_Entries supplied_:
════════════════════
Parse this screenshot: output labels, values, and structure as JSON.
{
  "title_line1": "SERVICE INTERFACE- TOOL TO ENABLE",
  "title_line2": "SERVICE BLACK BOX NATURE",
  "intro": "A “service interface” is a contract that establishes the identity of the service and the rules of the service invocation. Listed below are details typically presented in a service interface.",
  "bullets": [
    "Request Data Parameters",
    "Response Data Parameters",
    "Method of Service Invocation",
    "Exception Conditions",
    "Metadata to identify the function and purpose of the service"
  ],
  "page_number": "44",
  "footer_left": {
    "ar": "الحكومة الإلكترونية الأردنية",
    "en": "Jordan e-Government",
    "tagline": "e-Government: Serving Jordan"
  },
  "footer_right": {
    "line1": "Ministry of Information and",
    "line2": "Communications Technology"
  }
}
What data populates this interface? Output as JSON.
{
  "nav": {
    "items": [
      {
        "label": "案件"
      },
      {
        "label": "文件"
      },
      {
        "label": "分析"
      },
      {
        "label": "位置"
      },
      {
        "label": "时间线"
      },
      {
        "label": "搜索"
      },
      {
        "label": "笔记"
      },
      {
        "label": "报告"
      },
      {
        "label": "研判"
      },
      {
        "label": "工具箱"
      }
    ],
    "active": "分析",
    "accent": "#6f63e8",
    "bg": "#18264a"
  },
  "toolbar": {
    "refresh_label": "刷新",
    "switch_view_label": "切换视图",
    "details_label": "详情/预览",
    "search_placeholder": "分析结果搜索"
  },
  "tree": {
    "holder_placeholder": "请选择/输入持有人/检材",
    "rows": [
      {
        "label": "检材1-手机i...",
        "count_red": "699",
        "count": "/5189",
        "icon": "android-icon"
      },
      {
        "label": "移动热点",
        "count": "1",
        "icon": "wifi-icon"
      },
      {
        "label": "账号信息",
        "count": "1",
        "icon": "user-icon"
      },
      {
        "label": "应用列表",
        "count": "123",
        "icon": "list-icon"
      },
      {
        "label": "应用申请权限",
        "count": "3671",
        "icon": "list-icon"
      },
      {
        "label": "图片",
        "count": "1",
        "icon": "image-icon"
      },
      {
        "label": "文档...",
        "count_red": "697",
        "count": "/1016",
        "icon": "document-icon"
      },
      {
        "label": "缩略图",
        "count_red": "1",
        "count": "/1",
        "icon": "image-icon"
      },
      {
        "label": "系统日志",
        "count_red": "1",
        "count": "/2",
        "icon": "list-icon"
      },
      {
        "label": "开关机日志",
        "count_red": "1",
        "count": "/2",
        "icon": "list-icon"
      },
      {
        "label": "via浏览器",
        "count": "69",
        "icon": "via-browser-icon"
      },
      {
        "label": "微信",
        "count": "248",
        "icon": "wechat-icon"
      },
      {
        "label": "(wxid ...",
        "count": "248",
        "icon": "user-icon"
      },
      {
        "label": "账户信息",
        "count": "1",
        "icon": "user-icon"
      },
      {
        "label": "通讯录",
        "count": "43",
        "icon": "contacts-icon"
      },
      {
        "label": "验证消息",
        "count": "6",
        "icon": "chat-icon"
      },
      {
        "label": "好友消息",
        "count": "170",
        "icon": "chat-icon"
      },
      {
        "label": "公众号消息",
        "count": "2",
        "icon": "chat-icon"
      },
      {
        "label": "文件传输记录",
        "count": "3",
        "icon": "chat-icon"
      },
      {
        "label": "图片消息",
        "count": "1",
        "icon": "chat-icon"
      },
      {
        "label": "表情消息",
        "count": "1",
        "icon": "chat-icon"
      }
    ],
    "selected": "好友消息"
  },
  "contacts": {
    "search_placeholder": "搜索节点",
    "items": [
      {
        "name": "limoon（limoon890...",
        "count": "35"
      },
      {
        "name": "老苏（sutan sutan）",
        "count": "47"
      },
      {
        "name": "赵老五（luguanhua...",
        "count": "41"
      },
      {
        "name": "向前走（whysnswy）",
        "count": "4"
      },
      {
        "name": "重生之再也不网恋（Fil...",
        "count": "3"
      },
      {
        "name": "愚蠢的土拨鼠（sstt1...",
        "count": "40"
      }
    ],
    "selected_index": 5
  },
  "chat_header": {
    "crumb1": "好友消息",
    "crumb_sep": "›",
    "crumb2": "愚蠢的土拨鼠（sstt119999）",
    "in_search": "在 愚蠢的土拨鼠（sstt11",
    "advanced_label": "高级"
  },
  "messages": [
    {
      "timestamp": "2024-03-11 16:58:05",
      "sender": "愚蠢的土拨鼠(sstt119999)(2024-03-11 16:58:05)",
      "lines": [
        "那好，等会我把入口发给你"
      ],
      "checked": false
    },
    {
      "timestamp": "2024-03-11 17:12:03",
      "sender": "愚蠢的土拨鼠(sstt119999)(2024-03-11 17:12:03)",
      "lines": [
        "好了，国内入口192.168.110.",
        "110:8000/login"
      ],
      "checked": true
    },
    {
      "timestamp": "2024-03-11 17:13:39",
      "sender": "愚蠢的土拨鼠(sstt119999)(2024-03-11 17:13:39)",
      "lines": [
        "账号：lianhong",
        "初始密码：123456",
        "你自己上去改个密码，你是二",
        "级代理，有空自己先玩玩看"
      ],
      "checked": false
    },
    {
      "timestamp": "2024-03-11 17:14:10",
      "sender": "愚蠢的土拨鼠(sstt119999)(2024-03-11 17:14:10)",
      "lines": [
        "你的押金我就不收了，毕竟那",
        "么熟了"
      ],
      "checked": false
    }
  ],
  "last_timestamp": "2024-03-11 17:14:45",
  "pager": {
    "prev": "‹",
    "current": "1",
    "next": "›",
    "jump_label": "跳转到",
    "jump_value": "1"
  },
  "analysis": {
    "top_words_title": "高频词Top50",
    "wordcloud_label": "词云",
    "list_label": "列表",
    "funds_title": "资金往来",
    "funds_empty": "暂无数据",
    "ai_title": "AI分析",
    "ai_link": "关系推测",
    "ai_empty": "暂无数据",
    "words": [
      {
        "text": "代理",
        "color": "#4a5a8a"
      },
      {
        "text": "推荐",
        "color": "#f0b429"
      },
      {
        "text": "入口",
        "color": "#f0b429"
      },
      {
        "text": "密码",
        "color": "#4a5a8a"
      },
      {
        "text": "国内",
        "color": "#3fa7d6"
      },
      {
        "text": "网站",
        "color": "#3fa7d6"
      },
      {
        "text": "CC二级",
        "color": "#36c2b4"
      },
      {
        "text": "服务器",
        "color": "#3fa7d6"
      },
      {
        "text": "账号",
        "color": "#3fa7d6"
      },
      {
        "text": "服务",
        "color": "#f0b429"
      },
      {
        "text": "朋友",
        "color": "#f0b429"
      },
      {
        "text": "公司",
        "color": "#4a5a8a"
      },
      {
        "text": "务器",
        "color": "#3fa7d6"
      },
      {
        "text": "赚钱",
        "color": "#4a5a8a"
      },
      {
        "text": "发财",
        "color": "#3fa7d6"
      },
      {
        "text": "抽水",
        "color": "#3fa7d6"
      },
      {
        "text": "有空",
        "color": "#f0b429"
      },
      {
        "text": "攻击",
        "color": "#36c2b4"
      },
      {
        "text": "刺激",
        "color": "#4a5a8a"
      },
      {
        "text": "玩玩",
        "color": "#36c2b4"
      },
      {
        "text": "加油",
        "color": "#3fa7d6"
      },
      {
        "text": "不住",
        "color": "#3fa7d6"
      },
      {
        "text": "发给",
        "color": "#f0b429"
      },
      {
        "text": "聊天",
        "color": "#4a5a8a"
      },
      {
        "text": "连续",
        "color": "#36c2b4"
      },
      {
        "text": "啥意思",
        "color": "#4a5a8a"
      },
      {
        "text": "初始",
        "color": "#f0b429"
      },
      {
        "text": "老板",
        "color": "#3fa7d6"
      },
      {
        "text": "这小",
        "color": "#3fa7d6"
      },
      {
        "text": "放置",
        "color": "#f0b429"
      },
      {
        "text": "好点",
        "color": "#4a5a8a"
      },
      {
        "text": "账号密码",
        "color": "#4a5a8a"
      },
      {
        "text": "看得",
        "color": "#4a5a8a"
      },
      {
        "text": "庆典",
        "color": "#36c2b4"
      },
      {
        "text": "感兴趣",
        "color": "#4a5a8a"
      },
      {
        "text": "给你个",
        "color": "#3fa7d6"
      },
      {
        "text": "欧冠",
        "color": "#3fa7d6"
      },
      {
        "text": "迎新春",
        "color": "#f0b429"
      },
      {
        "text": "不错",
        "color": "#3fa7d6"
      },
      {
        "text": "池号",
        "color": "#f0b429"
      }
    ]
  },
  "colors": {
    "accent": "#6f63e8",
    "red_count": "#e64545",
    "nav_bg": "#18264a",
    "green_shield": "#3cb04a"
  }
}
════════════════════
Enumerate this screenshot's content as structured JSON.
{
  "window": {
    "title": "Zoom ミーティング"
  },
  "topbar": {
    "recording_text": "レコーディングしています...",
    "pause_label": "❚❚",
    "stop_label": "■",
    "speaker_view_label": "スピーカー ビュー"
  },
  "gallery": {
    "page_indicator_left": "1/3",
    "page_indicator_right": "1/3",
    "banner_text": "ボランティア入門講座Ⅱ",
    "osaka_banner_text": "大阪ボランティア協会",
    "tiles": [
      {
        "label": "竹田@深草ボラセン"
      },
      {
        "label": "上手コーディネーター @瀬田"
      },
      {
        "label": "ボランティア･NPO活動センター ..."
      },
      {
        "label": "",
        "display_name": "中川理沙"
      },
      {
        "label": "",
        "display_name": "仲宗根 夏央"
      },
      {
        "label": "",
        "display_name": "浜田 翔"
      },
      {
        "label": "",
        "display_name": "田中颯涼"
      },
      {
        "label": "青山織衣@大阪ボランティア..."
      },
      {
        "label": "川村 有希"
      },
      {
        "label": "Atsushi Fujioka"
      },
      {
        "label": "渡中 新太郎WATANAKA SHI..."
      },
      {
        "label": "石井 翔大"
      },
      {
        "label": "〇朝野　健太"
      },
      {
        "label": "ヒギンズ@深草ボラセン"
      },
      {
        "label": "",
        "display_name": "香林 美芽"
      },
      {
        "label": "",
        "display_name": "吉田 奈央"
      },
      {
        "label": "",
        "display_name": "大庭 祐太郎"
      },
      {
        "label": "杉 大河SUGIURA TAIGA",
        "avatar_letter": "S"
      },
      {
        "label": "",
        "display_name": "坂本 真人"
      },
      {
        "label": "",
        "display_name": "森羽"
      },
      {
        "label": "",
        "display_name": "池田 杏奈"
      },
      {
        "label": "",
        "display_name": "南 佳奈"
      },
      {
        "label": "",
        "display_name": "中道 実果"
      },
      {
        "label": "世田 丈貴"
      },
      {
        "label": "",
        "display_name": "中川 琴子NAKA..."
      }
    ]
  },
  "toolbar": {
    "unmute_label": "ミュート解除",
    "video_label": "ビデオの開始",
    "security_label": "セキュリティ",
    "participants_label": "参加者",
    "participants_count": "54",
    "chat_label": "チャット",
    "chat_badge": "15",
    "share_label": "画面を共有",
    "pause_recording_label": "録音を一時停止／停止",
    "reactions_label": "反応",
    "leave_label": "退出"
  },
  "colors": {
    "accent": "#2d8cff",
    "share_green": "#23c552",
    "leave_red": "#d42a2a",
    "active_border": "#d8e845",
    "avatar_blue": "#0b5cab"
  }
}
════════════════════
_The problem_: Look for the word "sender" in every line of the listing and copy the lines that have it.

_Finished answer_:
      "sender": "愚蠢的土拨鼠(sstt119999)(2024-03-11 16:58:05)",
      "sender": "愚蠢的土拨鼠(sstt119999)(2024-03-11 17:12:03)",
      "sender": "愚蠢的土拨鼠(sstt119999)(2024-03-11 17:13:39)",
      "sender": "愚蠢的土拨鼠(sstt119999)(2024-03-11 17:14:10)",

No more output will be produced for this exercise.